Reproduce the records below in full and exactly, without their images.
----- Items
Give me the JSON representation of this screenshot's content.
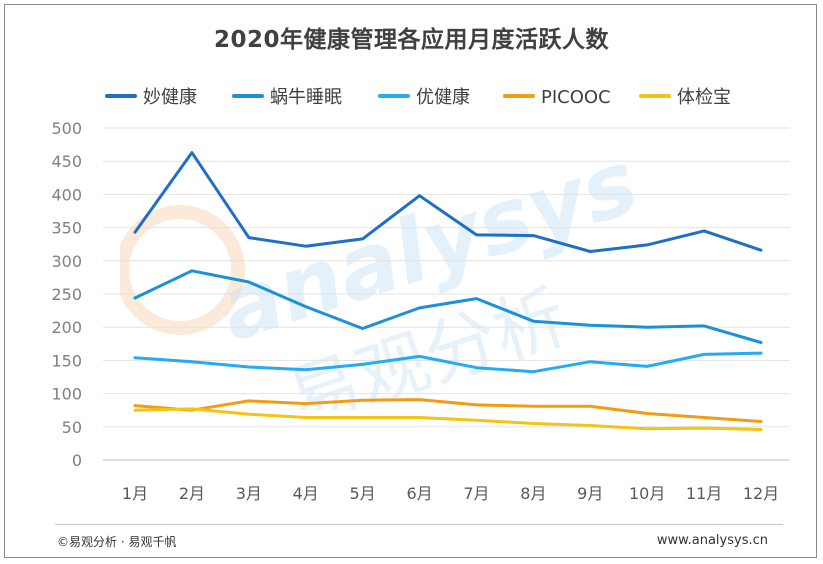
{
  "chart_data": {
    "type": "line",
    "title": "2020年健康管理各应用月度活跃人数",
    "categories": [
      "1月",
      "2月",
      "3月",
      "4月",
      "5月",
      "6月",
      "7月",
      "8月",
      "9月",
      "10月",
      "11月",
      "12月"
    ],
    "ylim": [
      0,
      500
    ],
    "yticks": [
      0,
      50,
      100,
      150,
      200,
      250,
      300,
      350,
      400,
      450,
      500
    ],
    "grid": true,
    "legend_position": "top",
    "series": [
      {
        "name": "妙健康",
        "color": "#1f6fc6",
        "values": [
          343,
          463,
          335,
          322,
          333,
          398,
          339,
          338,
          314,
          324,
          345,
          316
        ]
      },
      {
        "name": "蜗牛睡眠",
        "color": "#1b91d6",
        "values": [
          244,
          285,
          268,
          231,
          198,
          229,
          243,
          209,
          203,
          200,
          202,
          177
        ]
      },
      {
        "name": "优健康",
        "color": "#26aaf0",
        "values": [
          154,
          148,
          140,
          136,
          144,
          156,
          139,
          133,
          148,
          141,
          159,
          161
        ]
      },
      {
        "name": "PICOOC",
        "color": "#f29c13",
        "values": [
          82,
          75,
          89,
          85,
          90,
          91,
          83,
          81,
          81,
          70,
          64,
          58
        ]
      },
      {
        "name": "体检宝",
        "color": "#f5c316",
        "values": [
          75,
          77,
          69,
          64,
          64,
          64,
          60,
          55,
          52,
          47,
          48,
          46
        ]
      }
    ]
  },
  "watermark": {
    "text_en": "analysys",
    "text_cn": "易观分析",
    "color": "#cfe5f6",
    "accent": "#f8d3b4"
  },
  "footer": {
    "left": "©易观分析 · 易观千帆",
    "right": "www.analysys.cn"
  }
}
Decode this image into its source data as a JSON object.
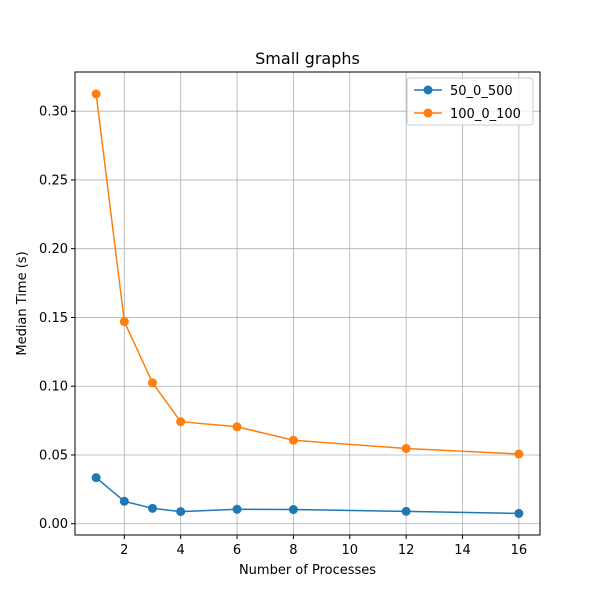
{
  "chart_data": {
    "type": "line",
    "title": "Small graphs",
    "xlabel": "Number of Processes",
    "ylabel": "Median Time (s)",
    "x": [
      1,
      2,
      3,
      4,
      6,
      8,
      12,
      16
    ],
    "xlim": [
      0.25,
      16.75
    ],
    "ylim": [
      -0.0082,
      0.3285
    ],
    "xticks": [
      2,
      4,
      6,
      8,
      10,
      12,
      14,
      16
    ],
    "xtick_labels": [
      "2",
      "4",
      "6",
      "8",
      "10",
      "12",
      "14",
      "16"
    ],
    "yticks": [
      0.0,
      0.05,
      0.1,
      0.15,
      0.2,
      0.25,
      0.3
    ],
    "ytick_labels": [
      "0.00",
      "0.05",
      "0.10",
      "0.15",
      "0.20",
      "0.25",
      "0.30"
    ],
    "grid": true,
    "legend_position": "top-right",
    "series": [
      {
        "name": "50_0_500",
        "color": "#1f77b4",
        "marker": "circle",
        "values": [
          0.0335,
          0.0163,
          0.0112,
          0.0088,
          0.0105,
          0.0103,
          0.009,
          0.0075
        ]
      },
      {
        "name": "100_0_100",
        "color": "#ff7f0e",
        "marker": "circle",
        "values": [
          0.3125,
          0.147,
          0.1025,
          0.0742,
          0.0705,
          0.0607,
          0.0547,
          0.0507
        ]
      }
    ]
  }
}
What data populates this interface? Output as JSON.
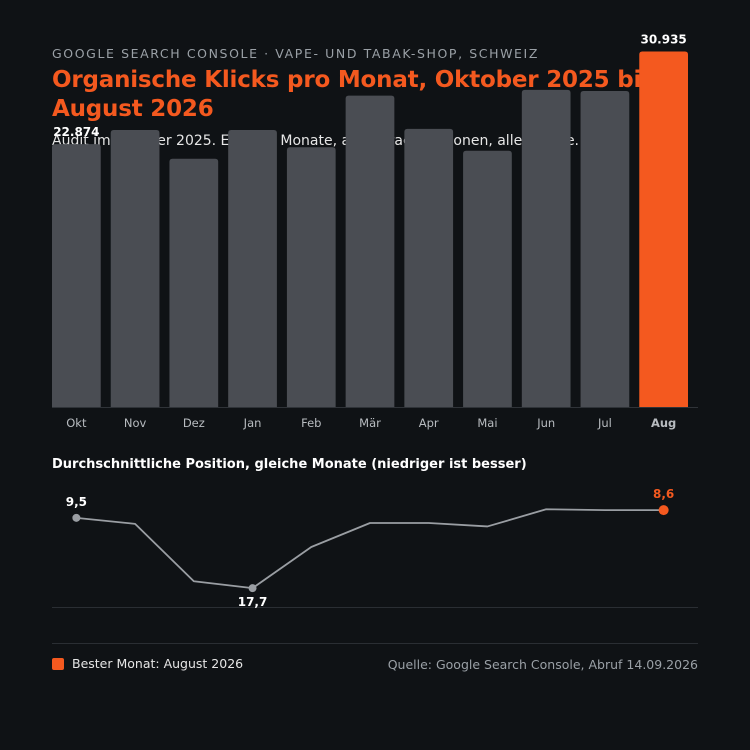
{
  "header": {
    "kicker": "GOOGLE SEARCH CONSOLE · VAPE- UND TABAK-SHOP, SCHWEIZ",
    "title": "Organische Klicks pro Monat, Oktober 2025 bis August 2026",
    "subtitle": "Audit im Oktober 2025. Elf volle Monate, alle Sprachversionen, alle Geräte."
  },
  "colors": {
    "accent": "#f4591f",
    "bar": "#4a4d53",
    "line": "#9a9ea3",
    "background": "#0f1215"
  },
  "chart_data": [
    {
      "type": "bar",
      "title": "",
      "categories": [
        "Okt",
        "Nov",
        "Dez",
        "Jan",
        "Feb",
        "Mär",
        "Apr",
        "Mai",
        "Jun",
        "Jul",
        "Aug"
      ],
      "values": [
        22874,
        24100,
        21600,
        24100,
        22600,
        27100,
        24200,
        22300,
        27600,
        27500,
        30935
      ],
      "data_labels": [
        {
          "index": 0,
          "text": "22.874"
        },
        {
          "index": 10,
          "text": "30.935"
        }
      ],
      "highlight_index": 10,
      "ylim": [
        0,
        31500
      ],
      "grid": false
    },
    {
      "type": "line",
      "title": "Durchschnittliche Position, gleiche Monate (niedriger ist besser)",
      "categories": [
        "Okt",
        "Nov",
        "Dez",
        "Jan",
        "Feb",
        "Mär",
        "Apr",
        "Mai",
        "Jun",
        "Jul",
        "Aug"
      ],
      "values": [
        9.5,
        10.2,
        16.9,
        17.7,
        12.9,
        10.1,
        10.1,
        10.5,
        8.5,
        8.6,
        8.6
      ],
      "point_labels": [
        {
          "index": 0,
          "text": "9,5"
        },
        {
          "index": 3,
          "text": "17,7"
        },
        {
          "index": 10,
          "text": "8,6"
        }
      ],
      "highlight_index": 10,
      "inverted_axis": true,
      "ylim": [
        8.0,
        19.9
      ]
    }
  ],
  "footer": {
    "legend_label": "Bester Monat: August 2026",
    "source": "Quelle: Google Search Console, Abruf 14.09.2026"
  }
}
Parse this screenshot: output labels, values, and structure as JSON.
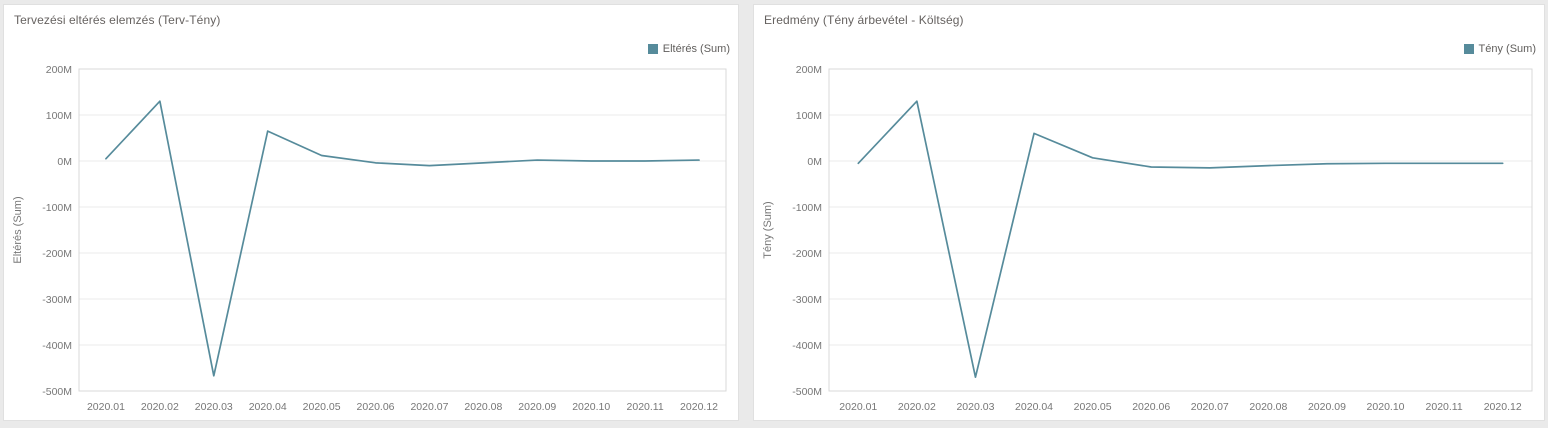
{
  "colors": {
    "line": "#568b9b",
    "grid": "#ebebeb",
    "plot_border": "#d9d9d9",
    "tick_text": "#777777",
    "title_text": "#666260",
    "card_background": "#ffffff",
    "page_background": "#eaeaea"
  },
  "chart_data": [
    {
      "type": "line",
      "title": "Tervezési eltérés elemzés (Terv-Tény)",
      "legend_label": "Eltérés (Sum)",
      "legend_position": "top-right",
      "ylabel": "Eltérés (Sum)",
      "xlabel": "",
      "unit": "M",
      "grid": "horizontal",
      "ylim": [
        -500,
        200
      ],
      "yticks": [
        200,
        100,
        0,
        -100,
        -200,
        -300,
        -400,
        -500
      ],
      "categories": [
        "2020.01",
        "2020.02",
        "2020.03",
        "2020.04",
        "2020.05",
        "2020.06",
        "2020.07",
        "2020.08",
        "2020.09",
        "2020.10",
        "2020.11",
        "2020.12"
      ],
      "series": [
        {
          "name": "Eltérés (Sum)",
          "values": [
            5,
            130,
            -467,
            65,
            12,
            -4,
            -10,
            -4,
            2,
            0,
            0,
            2
          ]
        }
      ]
    },
    {
      "type": "line",
      "title": "Eredmény (Tény árbevétel - Költség)",
      "legend_label": "Tény (Sum)",
      "legend_position": "top-right",
      "ylabel": "Tény (Sum)",
      "xlabel": "",
      "unit": "M",
      "grid": "horizontal",
      "ylim": [
        -500,
        200
      ],
      "yticks": [
        200,
        100,
        0,
        -100,
        -200,
        -300,
        -400,
        -500
      ],
      "categories": [
        "2020.01",
        "2020.02",
        "2020.03",
        "2020.04",
        "2020.05",
        "2020.06",
        "2020.07",
        "2020.08",
        "2020.09",
        "2020.10",
        "2020.11",
        "2020.12"
      ],
      "series": [
        {
          "name": "Tény (Sum)",
          "values": [
            -5,
            130,
            -470,
            60,
            7,
            -13,
            -15,
            -10,
            -6,
            -5,
            -5,
            -5
          ]
        }
      ]
    }
  ]
}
----------
# Exercise answer
Give me the JSON representation of this screenshot's content.
{
  "chart_data": {
    "type": "line",
    "title": "2020年健康管理各应用月度活跃人数",
    "categories": [
      "1月",
      "2月",
      "3月",
      "4月",
      "5月",
      "6月",
      "7月",
      "8月",
      "9月",
      "10月",
      "11月",
      "12月"
    ],
    "ylim": [
      0,
      500
    ],
    "yticks": [
      0,
      50,
      100,
      150,
      200,
      250,
      300,
      350,
      400,
      450,
      500
    ],
    "grid": true,
    "legend_position": "top",
    "series": [
      {
        "name": "妙健康",
        "color": "#1f6fc6",
        "values": [
          343,
          463,
          335,
          322,
          333,
          398,
          339,
          338,
          314,
          324,
          345,
          316
        ]
      },
      {
        "name": "蜗牛睡眠",
        "color": "#1b91d6",
        "values": [
          244,
          285,
          268,
          231,
          198,
          229,
          243,
          209,
          203,
          200,
          202,
          177
        ]
      },
      {
        "name": "优健康",
        "color": "#26aaf0",
        "values": [
          154,
          148,
          140,
          136,
          144,
          156,
          139,
          133,
          148,
          141,
          159,
          161
        ]
      },
      {
        "name": "PICOOC",
        "color": "#f29c13",
        "values": [
          82,
          75,
          89,
          85,
          90,
          91,
          83,
          81,
          81,
          70,
          64,
          58
        ]
      },
      {
        "name": "体检宝",
        "color": "#f5c316",
        "values": [
          75,
          77,
          69,
          64,
          64,
          64,
          60,
          55,
          52,
          47,
          48,
          46
        ]
      }
    ]
  },
  "watermark": {
    "text_en": "analysys",
    "text_cn": "易观分析",
    "color": "#cfe5f6",
    "accent": "#f8d3b4"
  },
  "footer": {
    "left": "©易观分析 · 易观千帆",
    "right": "www.analysys.cn"
  }
}
Decode this image into its source data as a JSON object.
{
  "chart_data": {
    "type": "line",
    "title": "Small graphs",
    "xlabel": "Number of Processes",
    "ylabel": "Median Time (s)",
    "x": [
      1,
      2,
      3,
      4,
      6,
      8,
      12,
      16
    ],
    "xlim": [
      0.25,
      16.75
    ],
    "ylim": [
      -0.0082,
      0.3285
    ],
    "xticks": [
      2,
      4,
      6,
      8,
      10,
      12,
      14,
      16
    ],
    "xtick_labels": [
      "2",
      "4",
      "6",
      "8",
      "10",
      "12",
      "14",
      "16"
    ],
    "yticks": [
      0.0,
      0.05,
      0.1,
      0.15,
      0.2,
      0.25,
      0.3
    ],
    "ytick_labels": [
      "0.00",
      "0.05",
      "0.10",
      "0.15",
      "0.20",
      "0.25",
      "0.30"
    ],
    "grid": true,
    "legend_position": "top-right",
    "series": [
      {
        "name": "50_0_500",
        "color": "#1f77b4",
        "marker": "circle",
        "values": [
          0.0335,
          0.0163,
          0.0112,
          0.0088,
          0.0105,
          0.0103,
          0.009,
          0.0075
        ]
      },
      {
        "name": "100_0_100",
        "color": "#ff7f0e",
        "marker": "circle",
        "values": [
          0.3125,
          0.147,
          0.1025,
          0.0742,
          0.0705,
          0.0607,
          0.0547,
          0.0507
        ]
      }
    ]
  }
}
What data populates this interface? Output as JSON.
{
  "header": {
    "kicker": "GOOGLE SEARCH CONSOLE · VAPE- UND TABAK-SHOP, SCHWEIZ",
    "title": "Organische Klicks pro Monat, Oktober 2025 bis August 2026",
    "subtitle": "Audit im Oktober 2025. Elf volle Monate, alle Sprachversionen, alle Geräte."
  },
  "colors": {
    "accent": "#f4591f",
    "bar": "#4a4d53",
    "line": "#9a9ea3",
    "background": "#0f1215"
  },
  "chart_data": [
    {
      "type": "bar",
      "title": "",
      "categories": [
        "Okt",
        "Nov",
        "Dez",
        "Jan",
        "Feb",
        "Mär",
        "Apr",
        "Mai",
        "Jun",
        "Jul",
        "Aug"
      ],
      "values": [
        22874,
        24100,
        21600,
        24100,
        22600,
        27100,
        24200,
        22300,
        27600,
        27500,
        30935
      ],
      "data_labels": [
        {
          "index": 0,
          "text": "22.874"
        },
        {
          "index": 10,
          "text": "30.935"
        }
      ],
      "highlight_index": 10,
      "ylim": [
        0,
        31500
      ],
      "grid": false
    },
    {
      "type": "line",
      "title": "Durchschnittliche Position, gleiche Monate (niedriger ist besser)",
      "categories": [
        "Okt",
        "Nov",
        "Dez",
        "Jan",
        "Feb",
        "Mär",
        "Apr",
        "Mai",
        "Jun",
        "Jul",
        "Aug"
      ],
      "values": [
        9.5,
        10.2,
        16.9,
        17.7,
        12.9,
        10.1,
        10.1,
        10.5,
        8.5,
        8.6,
        8.6
      ],
      "point_labels": [
        {
          "index": 0,
          "text": "9,5"
        },
        {
          "index": 3,
          "text": "17,7"
        },
        {
          "index": 10,
          "text": "8,6"
        }
      ],
      "highlight_index": 10,
      "inverted_axis": true,
      "ylim": [
        8.0,
        19.9
      ]
    }
  ],
  "footer": {
    "legend_label": "Bester Monat: August 2026",
    "source": "Quelle: Google Search Console, Abruf 14.09.2026"
  }
}
Parse this screenshot: output labels, values, and structure as JSON.
{
  "colors": {
    "line": "#568b9b",
    "grid": "#ebebeb",
    "plot_border": "#d9d9d9",
    "tick_text": "#777777",
    "title_text": "#666260",
    "card_background": "#ffffff",
    "page_background": "#eaeaea"
  },
  "chart_data": [
    {
      "type": "line",
      "title": "Tervezési eltérés elemzés (Terv-Tény)",
      "legend_label": "Eltérés (Sum)",
      "legend_position": "top-right",
      "ylabel": "Eltérés (Sum)",
      "xlabel": "",
      "unit": "M",
      "grid": "horizontal",
      "ylim": [
        -500,
        200
      ],
      "yticks": [
        200,
        100,
        0,
        -100,
        -200,
        -300,
        -400,
        -500
      ],
      "categories": [
        "2020.01",
        "2020.02",
        "2020.03",
        "2020.04",
        "2020.05",
        "2020.06",
        "2020.07",
        "2020.08",
        "2020.09",
        "2020.10",
        "2020.11",
        "2020.12"
      ],
      "series": [
        {
          "name": "Eltérés (Sum)",
          "values": [
            5,
            130,
            -467,
            65,
            12,
            -4,
            -10,
            -4,
            2,
            0,
            0,
            2
          ]
        }
      ]
    },
    {
      "type": "line",
      "title": "Eredmény (Tény árbevétel - Költség)",
      "legend_label": "Tény (Sum)",
      "legend_position": "top-right",
      "ylabel": "Tény (Sum)",
      "xlabel": "",
      "unit": "M",
      "grid": "horizontal",
      "ylim": [
        -500,
        200
      ],
      "yticks": [
        200,
        100,
        0,
        -100,
        -200,
        -300,
        -400,
        -500
      ],
      "categories": [
        "2020.01",
        "2020.02",
        "2020.03",
        "2020.04",
        "2020.05",
        "2020.06",
        "2020.07",
        "2020.08",
        "2020.09",
        "2020.10",
        "2020.11",
        "2020.12"
      ],
      "series": [
        {
          "name": "Tény (Sum)",
          "values": [
            -5,
            130,
            -470,
            60,
            7,
            -13,
            -15,
            -10,
            -6,
            -5,
            -5,
            -5
          ]
        }
      ]
    }
  ]
}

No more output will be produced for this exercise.